-- EXCERPTED RECORDS --
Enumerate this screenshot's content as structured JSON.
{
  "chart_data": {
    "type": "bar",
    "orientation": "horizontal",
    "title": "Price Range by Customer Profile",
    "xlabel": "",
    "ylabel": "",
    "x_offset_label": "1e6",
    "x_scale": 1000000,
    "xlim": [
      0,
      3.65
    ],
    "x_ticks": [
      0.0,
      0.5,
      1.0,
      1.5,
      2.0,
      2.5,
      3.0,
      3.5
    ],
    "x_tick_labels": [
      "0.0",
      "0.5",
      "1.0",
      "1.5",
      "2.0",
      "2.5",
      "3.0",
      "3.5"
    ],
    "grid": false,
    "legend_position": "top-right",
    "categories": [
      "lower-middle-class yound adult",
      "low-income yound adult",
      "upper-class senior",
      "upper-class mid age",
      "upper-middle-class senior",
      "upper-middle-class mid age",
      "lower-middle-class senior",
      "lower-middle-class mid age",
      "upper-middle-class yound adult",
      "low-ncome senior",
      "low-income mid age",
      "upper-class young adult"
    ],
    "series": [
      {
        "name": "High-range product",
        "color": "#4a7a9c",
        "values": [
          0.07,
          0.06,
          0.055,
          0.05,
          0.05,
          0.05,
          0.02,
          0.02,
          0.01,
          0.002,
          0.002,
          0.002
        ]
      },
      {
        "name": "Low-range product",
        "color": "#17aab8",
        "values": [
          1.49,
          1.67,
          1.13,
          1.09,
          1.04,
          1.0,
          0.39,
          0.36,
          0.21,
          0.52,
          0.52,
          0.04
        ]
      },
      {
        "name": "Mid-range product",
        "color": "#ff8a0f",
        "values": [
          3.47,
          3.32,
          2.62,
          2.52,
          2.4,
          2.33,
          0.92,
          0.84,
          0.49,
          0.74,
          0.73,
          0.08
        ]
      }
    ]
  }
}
...
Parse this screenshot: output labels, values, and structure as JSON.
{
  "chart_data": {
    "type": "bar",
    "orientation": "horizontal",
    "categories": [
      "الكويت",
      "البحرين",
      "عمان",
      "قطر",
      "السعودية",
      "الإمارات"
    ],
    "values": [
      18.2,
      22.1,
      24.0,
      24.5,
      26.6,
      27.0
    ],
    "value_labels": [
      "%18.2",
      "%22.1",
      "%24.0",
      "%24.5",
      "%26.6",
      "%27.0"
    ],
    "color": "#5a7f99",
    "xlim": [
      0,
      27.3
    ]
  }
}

-- DESCRIPTION OF THE TASK --
Extract each line from the listing that holds the word "class".

-- RESPONSE TO THE EXERCISE --
      "lower-middle-class yound adult",
      "upper-class senior",
      "upper-class mid age",
      "upper-middle-class senior",
      "upper-middle-class mid age",
      "lower-middle-class senior",
      "lower-middle-class mid age",
      "upper-middle-class yound adult",
      "upper-class young adult"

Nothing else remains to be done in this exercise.